[Source data]
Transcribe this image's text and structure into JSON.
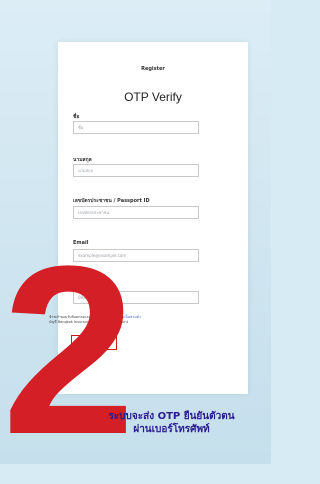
{
  "brand": "Register",
  "title": "OTP Verify",
  "fields": [
    {
      "label": "ชื่อ",
      "placeholder": "ชื่อ"
    },
    {
      "label": "นามสกุล",
      "placeholder": "นามสกุล"
    },
    {
      "label": "เลขบัตรประชาชน / Passport ID",
      "placeholder": "เลขบัตรประชาชน"
    },
    {
      "label": "Email",
      "placeholder": "example@example.com"
    },
    {
      "label": "หมายเลขโทรศัพท์",
      "placeholder": "08xxxxxxxx"
    }
  ],
  "consent": {
    "text": "ข้าพเจ้ายอมรับข้อตกลงและเงื่อนไข",
    "link": "นโยบายความเป็นส่วนตัว",
    "account": "บัญชี Bangkok Insurance Line Official Account"
  },
  "cta_label": "Request OTP",
  "numeral": "2",
  "caption": {
    "line1": "ระบบจะส่ง OTP ยืนยันตัวตน",
    "line2": "ผ่านเบอร์โทรศัพท์"
  },
  "colors": {
    "background": "#d7ebf5",
    "accent": "#d41f26",
    "caption": "#2a1b8f",
    "link": "#3a66c9"
  }
}
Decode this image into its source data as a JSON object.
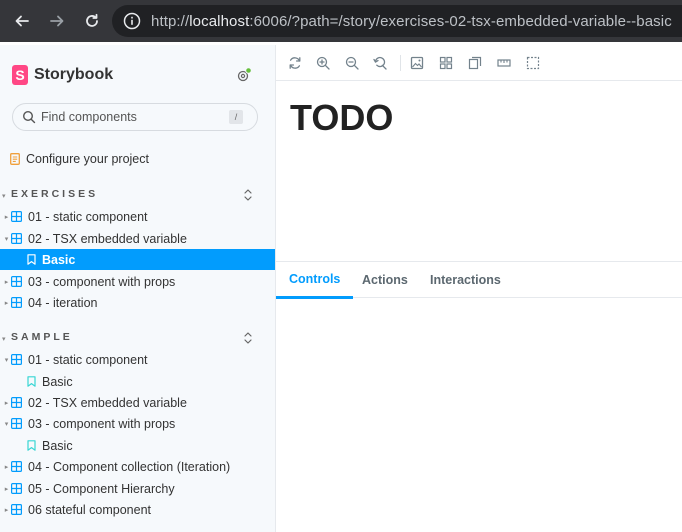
{
  "browser": {
    "url_prefix": "http://",
    "url_host": "localhost",
    "url_rest": ":6006/?path=/story/exercises-02-tsx-embedded-variable--basic"
  },
  "sidebar": {
    "brand": "Storybook",
    "search_placeholder": "Find components",
    "search_shortcut": "/",
    "configure_label": "Configure your project",
    "sections": [
      {
        "title": "EXERCISES",
        "items": [
          {
            "label": "01 - static component",
            "type": "component"
          },
          {
            "label": "02 - TSX embedded variable",
            "type": "component",
            "expanded": true
          },
          {
            "label": "Basic",
            "type": "story",
            "selected": true
          },
          {
            "label": "03 - component with props",
            "type": "component"
          },
          {
            "label": "04 - iteration",
            "type": "component"
          }
        ]
      },
      {
        "title": "SAMPLE",
        "items": [
          {
            "label": "01 - static component",
            "type": "component",
            "expanded": true
          },
          {
            "label": "Basic",
            "type": "story"
          },
          {
            "label": "02 - TSX embedded variable",
            "type": "component"
          },
          {
            "label": "03 - component with props",
            "type": "component",
            "expanded": true
          },
          {
            "label": "Basic",
            "type": "story"
          },
          {
            "label": "04 - Component collection (Iteration)",
            "type": "component"
          },
          {
            "label": "05 - Component Hierarchy",
            "type": "component"
          },
          {
            "label": "06 stateful component",
            "type": "component"
          }
        ]
      }
    ]
  },
  "canvas": {
    "heading": "TODO"
  },
  "addons": {
    "tabs": [
      "Controls",
      "Actions",
      "Interactions"
    ],
    "active_tab": "Controls"
  },
  "colors": {
    "accent": "#029cfd",
    "brand": "#ff4785",
    "sidebar_bg": "#f6f9fc",
    "chrome_bg": "#35363a"
  }
}
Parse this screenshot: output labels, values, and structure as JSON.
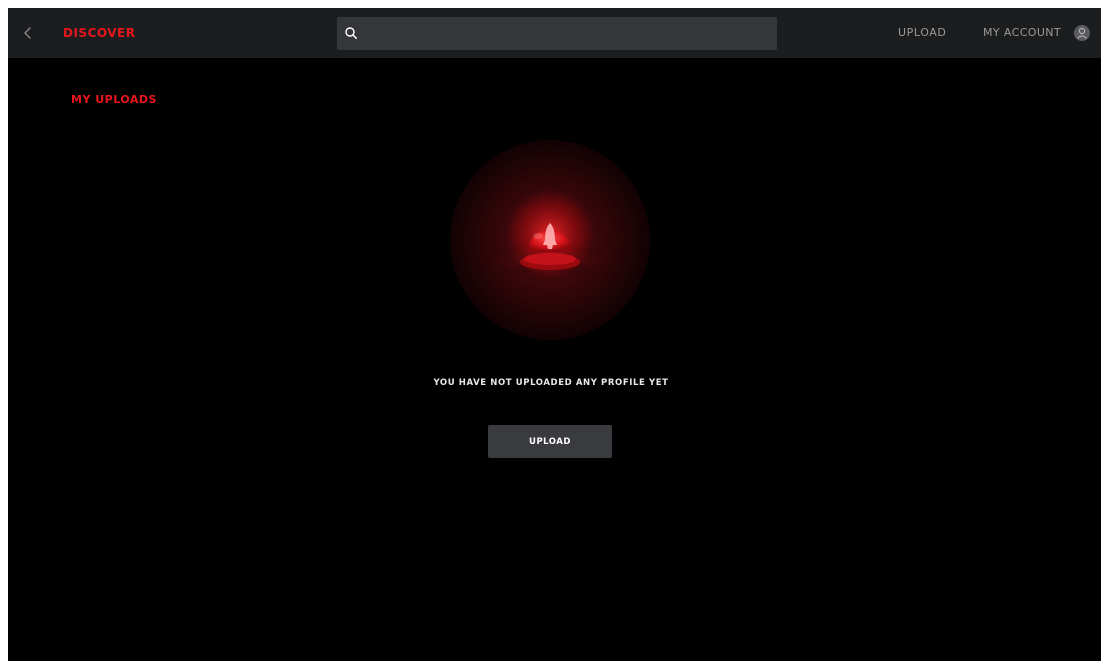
{
  "header": {
    "discover_label": "DISCOVER",
    "search_placeholder": "",
    "upload_label": "UPLOAD",
    "account_label": "MY ACCOUNT"
  },
  "main": {
    "title": "MY UPLOADS",
    "empty_message": "YOU HAVE NOT UPLOADED ANY PROFILE YET",
    "upload_button_label": "UPLOAD"
  },
  "icons": {
    "back": "chevron-left-icon",
    "search": "search-icon",
    "avatar": "user-avatar-icon",
    "illustration": "empty-uploads-illustration"
  },
  "colors": {
    "accent": "#e8161c",
    "topbar": "#1c1d1f",
    "background": "#000000",
    "search_bg": "#35363a",
    "button_bg": "#3a3b3f",
    "nav_text": "#9a9a9a"
  }
}
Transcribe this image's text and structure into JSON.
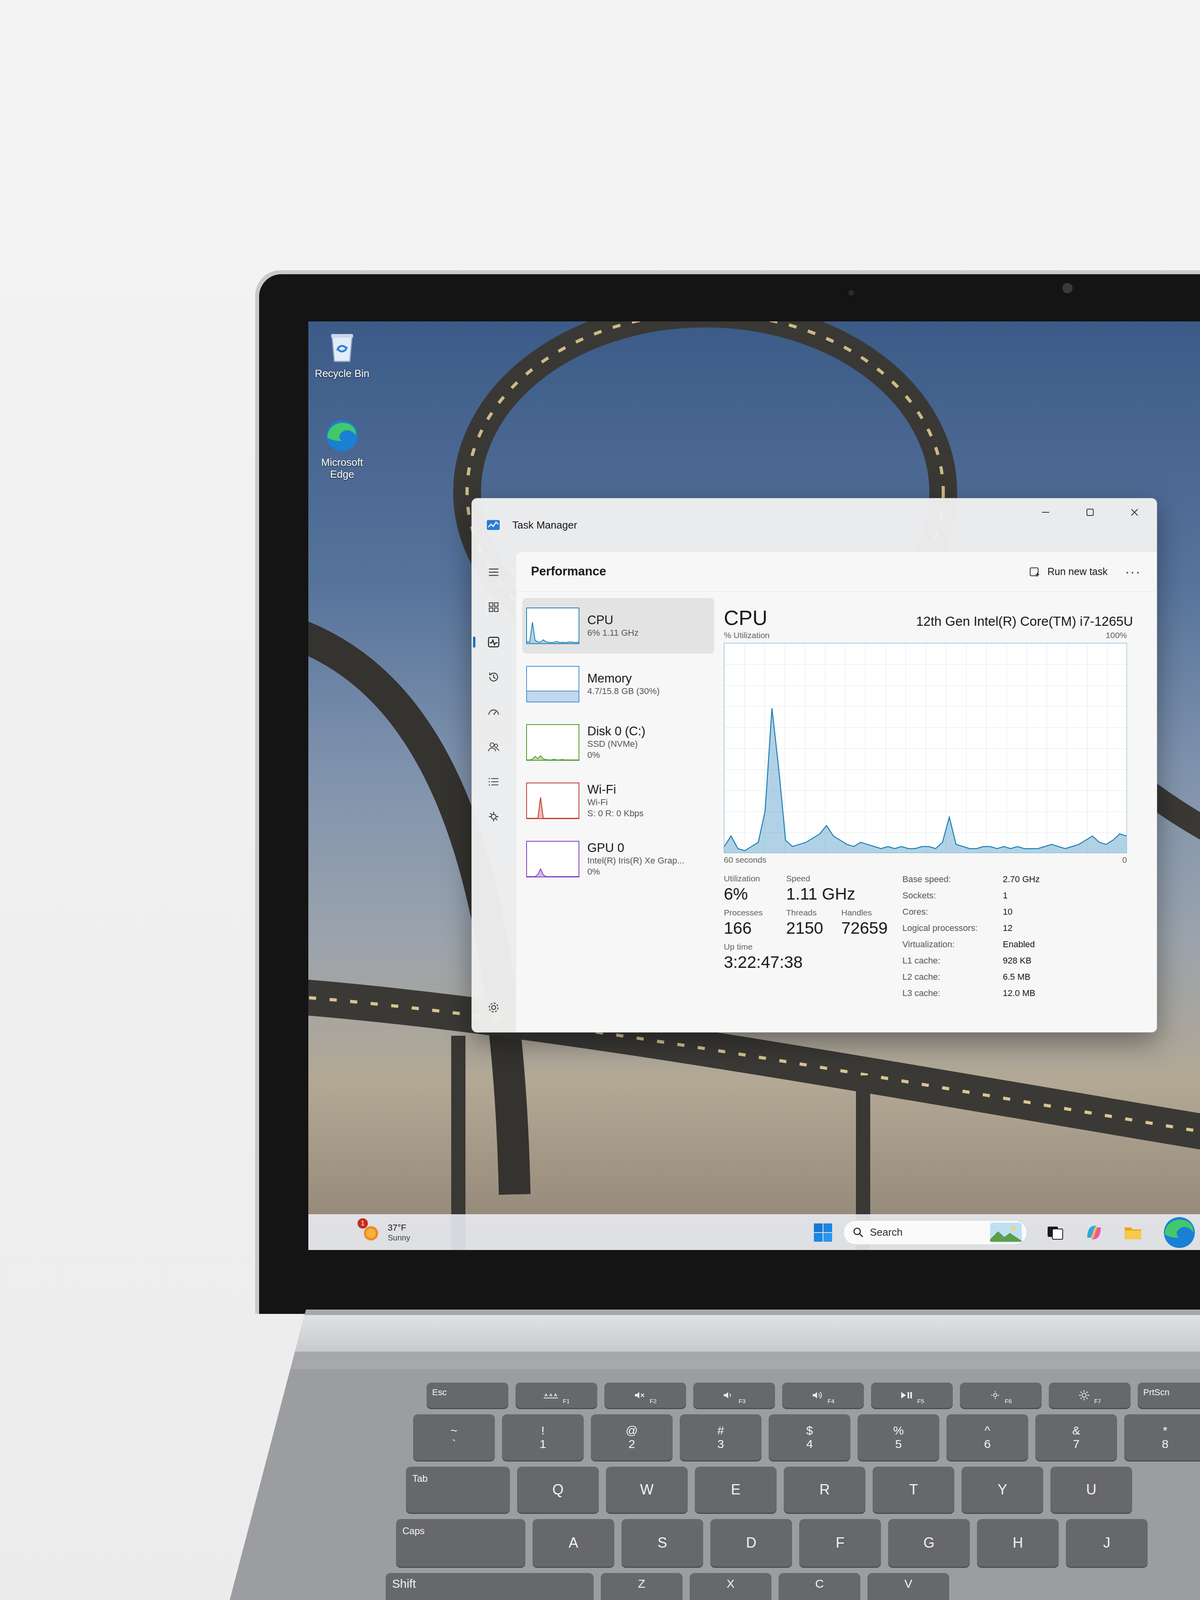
{
  "desktop": {
    "icons": [
      {
        "label": "Recycle Bin",
        "kind": "recycle"
      },
      {
        "label": "Microsoft Edge",
        "kind": "edge"
      }
    ]
  },
  "window": {
    "title": "Task Manager"
  },
  "nav": [
    {
      "kind": "menu",
      "selected": false
    },
    {
      "kind": "processes",
      "selected": false
    },
    {
      "kind": "performance",
      "selected": true
    },
    {
      "kind": "history",
      "selected": false
    },
    {
      "kind": "startup",
      "selected": false
    },
    {
      "kind": "users",
      "selected": false
    },
    {
      "kind": "details",
      "selected": false
    },
    {
      "kind": "services",
      "selected": false
    },
    {
      "kind": "settings",
      "selected": false
    }
  ],
  "header": {
    "title": "Performance",
    "run_task": "Run new task",
    "more": "···"
  },
  "sidebar": {
    "items": [
      {
        "name": "CPU",
        "lines": [
          "6% 1.11 GHz"
        ],
        "selected": true,
        "color": "#1f7fb6",
        "values": [
          5,
          3,
          60,
          8,
          4,
          3,
          10,
          4,
          3,
          2,
          3,
          5,
          2,
          3,
          2,
          3,
          4,
          3,
          2,
          3
        ]
      },
      {
        "name": "Memory",
        "lines": [
          "4.7/15.8 GB (30%)"
        ],
        "selected": false,
        "color": "#4a8fd0",
        "values": [
          30,
          30,
          30,
          30,
          30,
          30,
          30,
          30,
          30,
          30,
          30,
          30,
          30,
          30,
          30,
          30,
          30,
          30,
          30,
          30
        ]
      },
      {
        "name": "Disk 0 (C:)",
        "lines": [
          "SSD (NVMe)",
          "0%"
        ],
        "selected": false,
        "color": "#4c9a2a",
        "values": [
          0,
          0,
          2,
          10,
          4,
          12,
          3,
          1,
          0,
          0,
          2,
          0,
          0,
          1,
          0,
          0,
          0,
          0,
          0,
          0
        ]
      },
      {
        "name": "Wi-Fi",
        "lines": [
          "Wi-Fi",
          "S: 0 R: 0 Kbps"
        ],
        "selected": false,
        "color": "#c0392b",
        "values": [
          0,
          0,
          0,
          0,
          0,
          60,
          0,
          0,
          0,
          0,
          0,
          0,
          0,
          0,
          0,
          0,
          0,
          0,
          0,
          0
        ]
      },
      {
        "name": "GPU 0",
        "lines": [
          "Intel(R) Iris(R) Xe Grap...",
          "0%"
        ],
        "selected": false,
        "color": "#7b3fc4",
        "values": [
          0,
          0,
          0,
          0,
          6,
          22,
          5,
          0,
          0,
          0,
          0,
          0,
          0,
          0,
          0,
          0,
          0,
          0,
          0,
          0
        ]
      }
    ]
  },
  "main": {
    "title": "CPU",
    "model": "12th Gen Intel(R) Core(TM) i7-1265U",
    "y_label": "% Utilization",
    "y_max": "100%",
    "x_label": "60 seconds",
    "y_min": "0"
  },
  "chart": {
    "series": [
      {
        "color": "#1f7fb6",
        "values": [
          3,
          8,
          2,
          1,
          3,
          5,
          20,
          69,
          40,
          6,
          3,
          4,
          5,
          7,
          9,
          13,
          8,
          6,
          4,
          3,
          5,
          4,
          3,
          2,
          3,
          2,
          3,
          2,
          2,
          3,
          3,
          2,
          5,
          17,
          4,
          3,
          2,
          2,
          3,
          3,
          2,
          3,
          2,
          3,
          2,
          2,
          2,
          3,
          4,
          3,
          2,
          3,
          4,
          6,
          8,
          5,
          4,
          6,
          9,
          8
        ]
      }
    ]
  },
  "stats": [
    [
      {
        "label": "Utilization",
        "value": "6%"
      },
      {
        "label": "Speed",
        "value": "1.11 GHz"
      }
    ],
    [
      {
        "label": "Processes",
        "value": "166"
      },
      {
        "label": "Threads",
        "value": "2150"
      },
      {
        "label": "Handles",
        "value": "72659"
      }
    ],
    [
      {
        "label": "Up time",
        "value": "3:22:47:38"
      }
    ]
  ],
  "details": [
    {
      "label": "Base speed:",
      "value": "2.70 GHz"
    },
    {
      "label": "Sockets:",
      "value": "1"
    },
    {
      "label": "Cores:",
      "value": "10"
    },
    {
      "label": "Logical processors:",
      "value": "12"
    },
    {
      "label": "Virtualization:",
      "value": "Enabled"
    },
    {
      "label": "L1 cache:",
      "value": "928 KB"
    },
    {
      "label": "L2 cache:",
      "value": "6.5 MB"
    },
    {
      "label": "L3 cache:",
      "value": "12.0 MB"
    }
  ],
  "taskbar": {
    "weather": {
      "temp": "37°F",
      "condition": "Sunny",
      "badge": "1"
    },
    "search": {
      "label": "Search"
    },
    "apps": [
      {
        "kind": "taskview"
      },
      {
        "kind": "copilot"
      },
      {
        "kind": "explorer"
      },
      {
        "kind": "edge"
      },
      {
        "kind": "store"
      }
    ]
  },
  "keyboard": {
    "rows": [
      [
        {
          "kind": "label",
          "text": "Esc"
        },
        {
          "kind": "fn-backlight",
          "text": "F1"
        },
        {
          "kind": "fn-mute",
          "text": "F2"
        },
        {
          "kind": "fn-voldown",
          "text": "F3"
        },
        {
          "kind": "fn-volup",
          "text": "F4"
        },
        {
          "kind": "fn-play",
          "text": "F5"
        },
        {
          "kind": "fn-dim",
          "text": "F6"
        },
        {
          "kind": "fn-bright",
          "text": "F7"
        },
        {
          "kind": "label",
          "text": "PrtScn"
        }
      ],
      [
        {
          "kind": "dual",
          "top": "~",
          "bottom": "`"
        },
        {
          "kind": "dual",
          "top": "!",
          "bottom": "1"
        },
        {
          "kind": "dual",
          "top": "@",
          "bottom": "2"
        },
        {
          "kind": "dual",
          "top": "#",
          "bottom": "3"
        },
        {
          "kind": "dual",
          "top": "$",
          "bottom": "4"
        },
        {
          "kind": "dual",
          "top": "%",
          "bottom": "5"
        },
        {
          "kind": "dual",
          "top": "^",
          "bottom": "6"
        },
        {
          "kind": "dual",
          "top": "&",
          "bottom": "7"
        },
        {
          "kind": "dual",
          "top": "*",
          "bottom": "8"
        }
      ],
      [
        {
          "kind": "wide",
          "text": "Tab"
        },
        {
          "kind": "letter",
          "text": "Q"
        },
        {
          "kind": "letter",
          "text": "W"
        },
        {
          "kind": "letter",
          "text": "E"
        },
        {
          "kind": "letter",
          "text": "R"
        },
        {
          "kind": "letter",
          "text": "T"
        },
        {
          "kind": "letter",
          "text": "Y"
        },
        {
          "kind": "letter",
          "text": "U"
        }
      ],
      [
        {
          "kind": "wide",
          "text": "Caps"
        },
        {
          "kind": "letter",
          "text": "A"
        },
        {
          "kind": "letter",
          "text": "S"
        },
        {
          "kind": "letter",
          "text": "D"
        },
        {
          "kind": "letter",
          "text": "F"
        },
        {
          "kind": "letter",
          "text": "G"
        },
        {
          "kind": "letter",
          "text": "H"
        },
        {
          "kind": "letter",
          "text": "J"
        }
      ],
      [
        {
          "kind": "wide",
          "text": "Shift"
        },
        {
          "kind": "letter",
          "text": "Z"
        },
        {
          "kind": "letter",
          "text": "X"
        },
        {
          "kind": "letter",
          "text": "C"
        },
        {
          "kind": "letter",
          "text": "V"
        }
      ]
    ]
  }
}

WHAT IS REQUIRED
Filter the records above for lines containing the word "background", and copy those lines.

FULL SOLUTION
    "background": "#d7ebf5",
    "background": "#000000",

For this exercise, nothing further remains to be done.